• _TASK INSTRUCTIONS_: Your task is to repeat the entries exactly. Leave the pictures out.

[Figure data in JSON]

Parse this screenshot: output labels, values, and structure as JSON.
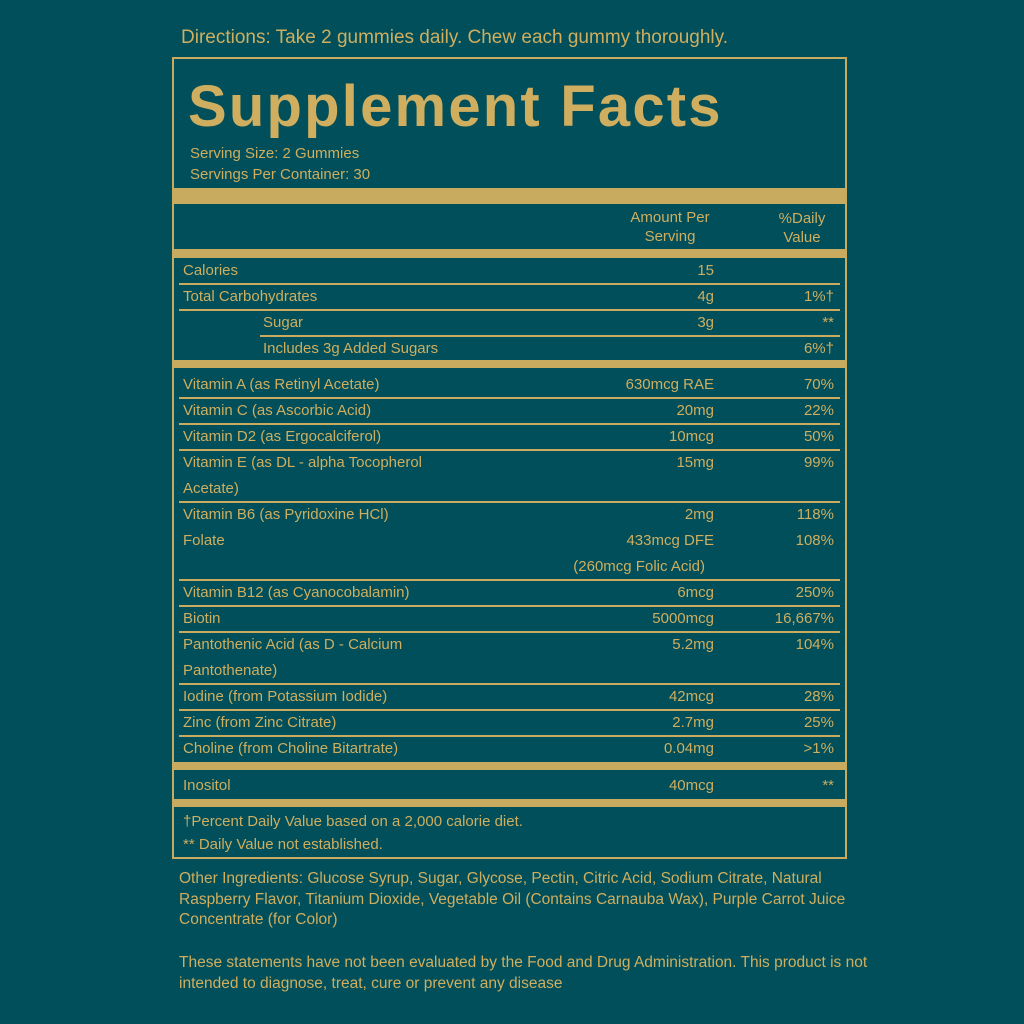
{
  "directions": "Directions: Take 2 gummies daily. Chew each gummy thoroughly.",
  "title": "Supplement Facts",
  "serving_size": "Serving Size: 2 Gummies",
  "servings_per_container": "Servings Per Container: 30",
  "header": {
    "amount_line1": "Amount Per",
    "amount_line2": "Serving",
    "dv_line1": "%Daily",
    "dv_line2": "Value"
  },
  "rows": [
    {
      "name": "Calories",
      "amount": "15",
      "dv": ""
    },
    {
      "name": "Total Carbohydrates",
      "amount": "4g",
      "dv": "1%†"
    },
    {
      "name": "Sugar",
      "amount": "3g",
      "dv": "**",
      "indent": true
    },
    {
      "name": "Includes 3g Added Sugars",
      "amount": "",
      "dv": "6%†",
      "indent": true
    },
    {
      "name": "Vitamin A (as Retinyl Acetate)",
      "amount": "630mcg RAE",
      "dv": "70%"
    },
    {
      "name": "Vitamin C (as Ascorbic Acid)",
      "amount": "20mg",
      "dv": "22%"
    },
    {
      "name": "Vitamin D2 (as Ergocalciferol)",
      "amount": "10mcg",
      "dv": "50%"
    },
    {
      "name": "Vitamin E (as DL - alpha Tocopherol",
      "name2": "Acetate)",
      "amount": "15mg",
      "dv": "99%"
    },
    {
      "name": "Vitamin B6 (as Pyridoxine HCl)",
      "amount": "2mg",
      "dv": "118%"
    },
    {
      "name": "Folate",
      "amount": "433mcg DFE",
      "amount2": "(260mcg Folic Acid)",
      "dv": "108%"
    },
    {
      "name": "Vitamin B12 (as Cyanocobalamin)",
      "amount": "6mcg",
      "dv": "250%"
    },
    {
      "name": "Biotin",
      "amount": "5000mcg",
      "dv": "16,667%"
    },
    {
      "name": "Pantothenic Acid (as D - Calcium",
      "name2": "Pantothenate)",
      "amount": "5.2mg",
      "dv": "104%"
    },
    {
      "name": "Iodine (from Potassium Iodide)",
      "amount": "42mcg",
      "dv": "28%"
    },
    {
      "name": "Zinc (from Zinc Citrate)",
      "amount": "2.7mg",
      "dv": "25%"
    },
    {
      "name": "Choline (from Choline Bitartrate)",
      "amount": "0.04mg",
      "dv": ">1%"
    },
    {
      "name": "Inositol",
      "amount": "40mcg",
      "dv": "**"
    }
  ],
  "footnotes": [
    "†Percent Daily Value based on a 2,000 calorie diet.",
    "** Daily Value not established."
  ],
  "other_ingredients": "Other Ingredients: Glucose Syrup, Sugar, Glycose, Pectin, Citric Acid, Sodium Citrate, Natural Raspberry Flavor, Titanium Dioxide, Vegetable Oil (Contains Carnauba Wax), Purple Carrot Juice Concentrate (for Color)",
  "disclaimer": "These statements have not been evaluated by the Food and Drug Administration. This product is not intended to diagnose, treat, cure or prevent any disease",
  "colors": {
    "background": "#004f5a",
    "gold": "#c9ab5f"
  }
}
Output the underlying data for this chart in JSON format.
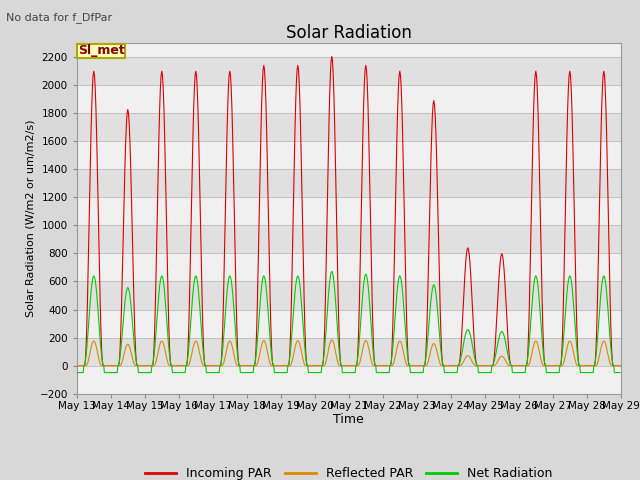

• _EXERCISE SOLUTION_:
Parse this screenshot: output labels, values, and structure as JSON.
{
  "directions": "Directions: Take 2 gummies daily. Chew each gummy thoroughly.",
  "title": "Supplement Facts",
  "serving_size": "Serving Size: 2 Gummies",
  "servings_per_container": "Servings Per Container: 30",
  "header": {
    "amount_line1": "Amount Per",
    "amount_line2": "Serving",
    "dv_line1": "%Daily",
    "dv_line2": "Value"
  },
  "rows": [
    {
      "name": "Calories",
      "amount": "15",
      "dv": ""
    },
    {
      "name": "Total Carbohydrates",
      "amount": "4g",
      "dv": "1%†"
    },
    {
      "name": "Sugar",
      "amount": "3g",
      "dv": "**",
      "indent": true
    },
    {
      "name": "Includes 3g Added Sugars",
      "amount": "",
      "dv": "6%†",
      "indent": true
    },
    {
      "name": "Vitamin A (as Retinyl Acetate)",
      "amount": "630mcg RAE",
      "dv": "70%"
    },
    {
      "name": "Vitamin C (as Ascorbic Acid)",
      "amount": "20mg",
      "dv": "22%"
    },
    {
      "name": "Vitamin D2 (as Ergocalciferol)",
      "amount": "10mcg",
      "dv": "50%"
    },
    {
      "name": "Vitamin E (as DL - alpha Tocopherol",
      "name2": "Acetate)",
      "amount": "15mg",
      "dv": "99%"
    },
    {
      "name": "Vitamin B6 (as Pyridoxine HCl)",
      "amount": "2mg",
      "dv": "118%"
    },
    {
      "name": "Folate",
      "amount": "433mcg DFE",
      "amount2": "(260mcg Folic Acid)",
      "dv": "108%"
    },
    {
      "name": "Vitamin B12 (as Cyanocobalamin)",
      "amount": "6mcg",
      "dv": "250%"
    },
    {
      "name": "Biotin",
      "amount": "5000mcg",
      "dv": "16,667%"
    },
    {
      "name": "Pantothenic Acid (as D - Calcium",
      "name2": "Pantothenate)",
      "amount": "5.2mg",
      "dv": "104%"
    },
    {
      "name": "Iodine (from Potassium Iodide)",
      "amount": "42mcg",
      "dv": "28%"
    },
    {
      "name": "Zinc (from Zinc Citrate)",
      "amount": "2.7mg",
      "dv": "25%"
    },
    {
      "name": "Choline (from Choline Bitartrate)",
      "amount": "0.04mg",
      "dv": ">1%"
    },
    {
      "name": "Inositol",
      "amount": "40mcg",
      "dv": "**"
    }
  ],
  "footnotes": [
    "†Percent Daily Value based on a 2,000 calorie diet.",
    "** Daily Value not established."
  ],
  "other_ingredients": "Other Ingredients: Glucose Syrup, Sugar, Glycose, Pectin, Citric Acid, Sodium Citrate, Natural Raspberry Flavor, Titanium Dioxide, Vegetable Oil (Contains Carnauba Wax), Purple Carrot Juice Concentrate (for Color)",
  "disclaimer": "These statements have not been evaluated by the Food and Drug Administration. This product is not intended to diagnose, treat, cure or prevent any disease",
  "colors": {
    "background": "#004f5a",
    "gold": "#c9ab5f"
  }
}
Output the underlying data for this chart in JSON format.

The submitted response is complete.